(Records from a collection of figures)
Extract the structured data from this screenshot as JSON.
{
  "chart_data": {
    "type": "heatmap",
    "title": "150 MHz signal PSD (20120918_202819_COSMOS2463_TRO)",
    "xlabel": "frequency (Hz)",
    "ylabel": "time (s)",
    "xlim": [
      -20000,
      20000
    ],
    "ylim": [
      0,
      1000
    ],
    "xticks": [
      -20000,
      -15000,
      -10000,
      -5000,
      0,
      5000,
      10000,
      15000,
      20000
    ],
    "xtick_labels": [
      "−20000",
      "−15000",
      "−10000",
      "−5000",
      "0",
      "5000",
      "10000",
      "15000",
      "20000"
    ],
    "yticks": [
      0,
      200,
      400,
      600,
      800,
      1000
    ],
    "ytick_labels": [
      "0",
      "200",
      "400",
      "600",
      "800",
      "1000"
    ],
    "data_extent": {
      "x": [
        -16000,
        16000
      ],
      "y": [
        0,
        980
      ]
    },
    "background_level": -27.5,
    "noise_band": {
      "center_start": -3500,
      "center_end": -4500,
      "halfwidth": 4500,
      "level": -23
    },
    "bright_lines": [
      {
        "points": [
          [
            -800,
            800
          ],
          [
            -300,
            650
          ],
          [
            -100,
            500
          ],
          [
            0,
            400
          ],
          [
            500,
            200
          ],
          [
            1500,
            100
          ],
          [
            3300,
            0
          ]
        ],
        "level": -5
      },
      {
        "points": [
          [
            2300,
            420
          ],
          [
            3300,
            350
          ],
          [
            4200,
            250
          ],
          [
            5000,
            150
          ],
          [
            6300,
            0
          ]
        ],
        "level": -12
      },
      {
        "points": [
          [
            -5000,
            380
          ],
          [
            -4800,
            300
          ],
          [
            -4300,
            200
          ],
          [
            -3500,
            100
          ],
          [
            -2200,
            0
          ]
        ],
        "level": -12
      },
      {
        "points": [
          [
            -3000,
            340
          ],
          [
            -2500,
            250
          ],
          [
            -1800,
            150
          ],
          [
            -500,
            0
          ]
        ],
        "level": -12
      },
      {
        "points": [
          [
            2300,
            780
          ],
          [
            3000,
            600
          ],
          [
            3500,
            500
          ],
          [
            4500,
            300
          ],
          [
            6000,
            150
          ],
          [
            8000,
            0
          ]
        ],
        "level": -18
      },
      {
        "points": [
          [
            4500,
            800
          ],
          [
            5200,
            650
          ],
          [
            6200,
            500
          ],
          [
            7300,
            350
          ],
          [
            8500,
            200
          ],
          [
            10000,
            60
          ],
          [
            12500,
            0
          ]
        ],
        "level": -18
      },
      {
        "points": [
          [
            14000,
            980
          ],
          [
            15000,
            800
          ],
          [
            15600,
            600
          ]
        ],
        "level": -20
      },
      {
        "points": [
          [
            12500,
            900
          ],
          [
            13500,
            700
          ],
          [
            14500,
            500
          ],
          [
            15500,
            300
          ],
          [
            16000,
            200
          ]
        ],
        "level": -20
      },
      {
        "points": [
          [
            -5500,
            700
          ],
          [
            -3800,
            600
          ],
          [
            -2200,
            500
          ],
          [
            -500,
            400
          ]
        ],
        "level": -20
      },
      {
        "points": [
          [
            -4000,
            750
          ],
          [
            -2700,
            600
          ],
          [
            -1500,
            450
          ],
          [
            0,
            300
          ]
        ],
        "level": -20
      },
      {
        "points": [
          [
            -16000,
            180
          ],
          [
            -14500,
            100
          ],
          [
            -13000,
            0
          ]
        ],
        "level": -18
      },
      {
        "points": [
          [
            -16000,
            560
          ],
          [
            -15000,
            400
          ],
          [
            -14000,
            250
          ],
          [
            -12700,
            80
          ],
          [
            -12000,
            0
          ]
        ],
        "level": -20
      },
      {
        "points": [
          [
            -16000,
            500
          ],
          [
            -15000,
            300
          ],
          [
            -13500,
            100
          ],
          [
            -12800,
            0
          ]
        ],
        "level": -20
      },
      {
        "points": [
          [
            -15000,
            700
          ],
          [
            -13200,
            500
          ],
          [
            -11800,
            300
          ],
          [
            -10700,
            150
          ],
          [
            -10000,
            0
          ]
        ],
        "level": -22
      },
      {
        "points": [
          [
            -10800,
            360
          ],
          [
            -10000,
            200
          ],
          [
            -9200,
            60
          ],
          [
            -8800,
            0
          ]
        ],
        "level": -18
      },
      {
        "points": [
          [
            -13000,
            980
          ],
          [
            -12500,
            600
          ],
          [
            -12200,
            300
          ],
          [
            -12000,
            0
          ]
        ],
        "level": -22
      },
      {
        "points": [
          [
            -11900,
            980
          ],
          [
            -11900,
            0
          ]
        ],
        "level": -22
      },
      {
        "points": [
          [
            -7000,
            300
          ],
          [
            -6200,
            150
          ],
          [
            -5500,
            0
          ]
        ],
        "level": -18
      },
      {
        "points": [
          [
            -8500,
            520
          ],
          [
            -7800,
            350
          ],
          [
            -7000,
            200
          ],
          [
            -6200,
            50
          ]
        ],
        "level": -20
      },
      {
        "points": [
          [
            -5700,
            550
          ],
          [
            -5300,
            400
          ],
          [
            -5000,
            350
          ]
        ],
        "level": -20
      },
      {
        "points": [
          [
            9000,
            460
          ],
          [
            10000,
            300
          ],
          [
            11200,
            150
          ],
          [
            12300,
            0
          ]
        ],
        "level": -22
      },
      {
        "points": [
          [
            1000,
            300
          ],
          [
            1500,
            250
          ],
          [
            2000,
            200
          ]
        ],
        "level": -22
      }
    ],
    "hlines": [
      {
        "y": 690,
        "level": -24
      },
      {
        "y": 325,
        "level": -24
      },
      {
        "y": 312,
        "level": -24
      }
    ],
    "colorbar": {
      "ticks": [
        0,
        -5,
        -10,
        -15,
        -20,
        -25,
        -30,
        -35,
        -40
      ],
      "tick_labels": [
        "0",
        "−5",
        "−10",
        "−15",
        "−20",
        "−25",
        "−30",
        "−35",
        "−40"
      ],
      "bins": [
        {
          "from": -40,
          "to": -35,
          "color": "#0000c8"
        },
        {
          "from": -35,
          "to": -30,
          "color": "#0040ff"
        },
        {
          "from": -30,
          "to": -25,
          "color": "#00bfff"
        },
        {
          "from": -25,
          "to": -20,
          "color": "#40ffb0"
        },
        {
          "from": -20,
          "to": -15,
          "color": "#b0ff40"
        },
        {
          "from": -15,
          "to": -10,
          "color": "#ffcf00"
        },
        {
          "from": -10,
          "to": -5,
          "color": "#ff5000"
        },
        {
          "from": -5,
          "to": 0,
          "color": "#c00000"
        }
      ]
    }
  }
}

#### What is being asked
Exact copies of all the records are required.

#### Expected answer
Extract the structured data from this screenshot as JSON.
{
  "chart_data": {
    "type": "heatmap",
    "title": "150 MHz signal PSD (20120918_202819_COSMOS2463_TRO)",
    "xlabel": "frequency (Hz)",
    "ylabel": "time (s)",
    "xlim": [
      -20000,
      20000
    ],
    "ylim": [
      0,
      1000
    ],
    "xticks": [
      -20000,
      -15000,
      -10000,
      -5000,
      0,
      5000,
      10000,
      15000,
      20000
    ],
    "xtick_labels": [
      "−20000",
      "−15000",
      "−10000",
      "−5000",
      "0",
      "5000",
      "10000",
      "15000",
      "20000"
    ],
    "yticks": [
      0,
      200,
      400,
      600,
      800,
      1000
    ],
    "ytick_labels": [
      "0",
      "200",
      "400",
      "600",
      "800",
      "1000"
    ],
    "data_extent": {
      "x": [
        -16000,
        16000
      ],
      "y": [
        0,
        980
      ]
    },
    "background_level": -27.5,
    "noise_band": {
      "center_start": -3500,
      "center_end": -4500,
      "halfwidth": 4500,
      "level": -23
    },
    "bright_lines": [
      {
        "points": [
          [
            -800,
            800
          ],
          [
            -300,
            650
          ],
          [
            -100,
            500
          ],
          [
            0,
            400
          ],
          [
            500,
            200
          ],
          [
            1500,
            100
          ],
          [
            3300,
            0
          ]
        ],
        "level": -5
      },
      {
        "points": [
          [
            2300,
            420
          ],
          [
            3300,
            350
          ],
          [
            4200,
            250
          ],
          [
            5000,
            150
          ],
          [
            6300,
            0
          ]
        ],
        "level": -12
      },
      {
        "points": [
          [
            -5000,
            380
          ],
          [
            -4800,
            300
          ],
          [
            -4300,
            200
          ],
          [
            -3500,
            100
          ],
          [
            -2200,
            0
          ]
        ],
        "level": -12
      },
      {
        "points": [
          [
            -3000,
            340
          ],
          [
            -2500,
            250
          ],
          [
            -1800,
            150
          ],
          [
            -500,
            0
          ]
        ],
        "level": -12
      },
      {
        "points": [
          [
            2300,
            780
          ],
          [
            3000,
            600
          ],
          [
            3500,
            500
          ],
          [
            4500,
            300
          ],
          [
            6000,
            150
          ],
          [
            8000,
            0
          ]
        ],
        "level": -18
      },
      {
        "points": [
          [
            4500,
            800
          ],
          [
            5200,
            650
          ],
          [
            6200,
            500
          ],
          [
            7300,
            350
          ],
          [
            8500,
            200
          ],
          [
            10000,
            60
          ],
          [
            12500,
            0
          ]
        ],
        "level": -18
      },
      {
        "points": [
          [
            14000,
            980
          ],
          [
            15000,
            800
          ],
          [
            15600,
            600
          ]
        ],
        "level": -20
      },
      {
        "points": [
          [
            12500,
            900
          ],
          [
            13500,
            700
          ],
          [
            14500,
            500
          ],
          [
            15500,
            300
          ],
          [
            16000,
            200
          ]
        ],
        "level": -20
      },
      {
        "points": [
          [
            -5500,
            700
          ],
          [
            -3800,
            600
          ],
          [
            -2200,
            500
          ],
          [
            -500,
            400
          ]
        ],
        "level": -20
      },
      {
        "points": [
          [
            -4000,
            750
          ],
          [
            -2700,
            600
          ],
          [
            -1500,
            450
          ],
          [
            0,
            300
          ]
        ],
        "level": -20
      },
      {
        "points": [
          [
            -16000,
            180
          ],
          [
            -14500,
            100
          ],
          [
            -13000,
            0
          ]
        ],
        "level": -18
      },
      {
        "points": [
          [
            -16000,
            560
          ],
          [
            -15000,
            400
          ],
          [
            -14000,
            250
          ],
          [
            -12700,
            80
          ],
          [
            -12000,
            0
          ]
        ],
        "level": -20
      },
      {
        "points": [
          [
            -16000,
            500
          ],
          [
            -15000,
            300
          ],
          [
            -13500,
            100
          ],
          [
            -12800,
            0
          ]
        ],
        "level": -20
      },
      {
        "points": [
          [
            -15000,
            700
          ],
          [
            -13200,
            500
          ],
          [
            -11800,
            300
          ],
          [
            -10700,
            150
          ],
          [
            -10000,
            0
          ]
        ],
        "level": -22
      },
      {
        "points": [
          [
            -10800,
            360
          ],
          [
            -10000,
            200
          ],
          [
            -9200,
            60
          ],
          [
            -8800,
            0
          ]
        ],
        "level": -18
      },
      {
        "points": [
          [
            -13000,
            980
          ],
          [
            -12500,
            600
          ],
          [
            -12200,
            300
          ],
          [
            -12000,
            0
          ]
        ],
        "level": -22
      },
      {
        "points": [
          [
            -11900,
            980
          ],
          [
            -11900,
            0
          ]
        ],
        "level": -22
      },
      {
        "points": [
          [
            -7000,
            300
          ],
          [
            -6200,
            150
          ],
          [
            -5500,
            0
          ]
        ],
        "level": -18
      },
      {
        "points": [
          [
            -8500,
            520
          ],
          [
            -7800,
            350
          ],
          [
            -7000,
            200
          ],
          [
            -6200,
            50
          ]
        ],
        "level": -20
      },
      {
        "points": [
          [
            -5700,
            550
          ],
          [
            -5300,
            400
          ],
          [
            -5000,
            350
          ]
        ],
        "level": -20
      },
      {
        "points": [
          [
            9000,
            460
          ],
          [
            10000,
            300
          ],
          [
            11200,
            150
          ],
          [
            12300,
            0
          ]
        ],
        "level": -22
      },
      {
        "points": [
          [
            1000,
            300
          ],
          [
            1500,
            250
          ],
          [
            2000,
            200
          ]
        ],
        "level": -22
      }
    ],
    "hlines": [
      {
        "y": 690,
        "level": -24
      },
      {
        "y": 325,
        "level": -24
      },
      {
        "y": 312,
        "level": -24
      }
    ],
    "colorbar": {
      "ticks": [
        0,
        -5,
        -10,
        -15,
        -20,
        -25,
        -30,
        -35,
        -40
      ],
      "tick_labels": [
        "0",
        "−5",
        "−10",
        "−15",
        "−20",
        "−25",
        "−30",
        "−35",
        "−40"
      ],
      "bins": [
        {
          "from": -40,
          "to": -35,
          "color": "#0000c8"
        },
        {
          "from": -35,
          "to": -30,
          "color": "#0040ff"
        },
        {
          "from": -30,
          "to": -25,
          "color": "#00bfff"
        },
        {
          "from": -25,
          "to": -20,
          "color": "#40ffb0"
        },
        {
          "from": -20,
          "to": -15,
          "color": "#b0ff40"
        },
        {
          "from": -15,
          "to": -10,
          "color": "#ffcf00"
        },
        {
          "from": -10,
          "to": -5,
          "color": "#ff5000"
        },
        {
          "from": -5,
          "to": 0,
          "color": "#c00000"
        }
      ]
    }
  }
}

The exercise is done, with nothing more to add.